##### Available data #####

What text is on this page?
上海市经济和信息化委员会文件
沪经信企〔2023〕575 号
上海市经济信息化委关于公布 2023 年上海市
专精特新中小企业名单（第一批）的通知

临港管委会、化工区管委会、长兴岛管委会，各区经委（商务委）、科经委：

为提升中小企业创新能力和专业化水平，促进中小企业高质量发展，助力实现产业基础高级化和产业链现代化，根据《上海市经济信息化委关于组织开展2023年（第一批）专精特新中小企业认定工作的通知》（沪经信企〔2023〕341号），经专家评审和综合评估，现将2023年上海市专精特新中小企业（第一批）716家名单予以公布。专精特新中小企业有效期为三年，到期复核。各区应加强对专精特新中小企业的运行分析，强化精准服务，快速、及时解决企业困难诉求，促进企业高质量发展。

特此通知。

#####

> [Brief] Nothing should be left out: repeat all of the data exactly.

> [Complete output]
What text is on this page?
上海市经济和信息化委员会文件
沪经信企〔2023〕575 号
上海市经济信息化委关于公布 2023 年上海市
专精特新中小企业名单（第一批）的通知

临港管委会、化工区管委会、长兴岛管委会，各区经委（商务委）、科经委：

为提升中小企业创新能力和专业化水平，促进中小企业高质量发展，助力实现产业基础高级化和产业链现代化，根据《上海市经济信息化委关于组织开展2023年（第一批）专精特新中小企业认定工作的通知》（沪经信企〔2023〕341号），经专家评审和综合评估，现将2023年上海市专精特新中小企业（第一批）716家名单予以公布。专精特新中小企业有效期为三年，到期复核。各区应加强对专精特新中小企业的运行分析，强化精准服务，快速、及时解决企业困难诉求，促进企业高质量发展。

特此通知。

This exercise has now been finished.